**Problem to solve**. Copy all lines that contain the word "JSON".

** BEGIN Data listing **

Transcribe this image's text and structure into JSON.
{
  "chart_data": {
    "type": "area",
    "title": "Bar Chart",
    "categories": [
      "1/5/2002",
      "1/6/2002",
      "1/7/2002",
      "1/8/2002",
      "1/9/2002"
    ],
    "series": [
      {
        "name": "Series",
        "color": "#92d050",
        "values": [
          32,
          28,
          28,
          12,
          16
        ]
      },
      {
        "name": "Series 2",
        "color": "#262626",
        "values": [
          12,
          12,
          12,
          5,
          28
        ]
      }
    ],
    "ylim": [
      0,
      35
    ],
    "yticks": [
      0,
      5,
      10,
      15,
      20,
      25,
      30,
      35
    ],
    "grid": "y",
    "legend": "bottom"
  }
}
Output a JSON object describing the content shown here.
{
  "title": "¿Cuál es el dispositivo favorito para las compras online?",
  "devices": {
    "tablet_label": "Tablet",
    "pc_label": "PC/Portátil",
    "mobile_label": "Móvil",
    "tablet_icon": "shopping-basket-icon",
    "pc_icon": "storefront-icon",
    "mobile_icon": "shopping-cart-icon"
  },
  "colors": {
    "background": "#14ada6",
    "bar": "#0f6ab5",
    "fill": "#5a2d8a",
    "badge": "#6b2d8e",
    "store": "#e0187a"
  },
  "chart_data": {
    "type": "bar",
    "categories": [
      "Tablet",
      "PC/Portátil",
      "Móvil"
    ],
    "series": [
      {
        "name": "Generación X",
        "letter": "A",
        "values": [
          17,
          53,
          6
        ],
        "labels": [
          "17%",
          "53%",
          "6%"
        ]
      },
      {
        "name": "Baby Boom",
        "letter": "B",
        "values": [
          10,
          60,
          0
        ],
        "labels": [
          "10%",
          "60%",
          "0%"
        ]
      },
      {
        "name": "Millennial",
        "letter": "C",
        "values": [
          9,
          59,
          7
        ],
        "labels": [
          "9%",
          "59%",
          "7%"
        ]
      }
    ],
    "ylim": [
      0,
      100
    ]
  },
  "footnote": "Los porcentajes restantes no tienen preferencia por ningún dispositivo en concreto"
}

** END Data listing **
** BEGIN Data listing **

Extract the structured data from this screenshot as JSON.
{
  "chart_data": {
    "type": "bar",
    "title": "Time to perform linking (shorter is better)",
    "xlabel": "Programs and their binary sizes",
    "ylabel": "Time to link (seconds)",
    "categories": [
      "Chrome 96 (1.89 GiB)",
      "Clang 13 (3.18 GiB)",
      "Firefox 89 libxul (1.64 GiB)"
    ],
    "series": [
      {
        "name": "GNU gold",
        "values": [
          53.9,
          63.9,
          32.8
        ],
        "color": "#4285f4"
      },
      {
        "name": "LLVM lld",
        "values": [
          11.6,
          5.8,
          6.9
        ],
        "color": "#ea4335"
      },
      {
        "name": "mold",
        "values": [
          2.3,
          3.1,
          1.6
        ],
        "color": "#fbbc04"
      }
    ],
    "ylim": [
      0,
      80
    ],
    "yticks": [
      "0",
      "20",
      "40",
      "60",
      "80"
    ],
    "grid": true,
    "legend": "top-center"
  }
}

** END Data listing **

**Task answer**.
Transcribe this image's text and structure into JSON.
Output a JSON object describing the content shown here.
Extract the structured data from this screenshot as JSON.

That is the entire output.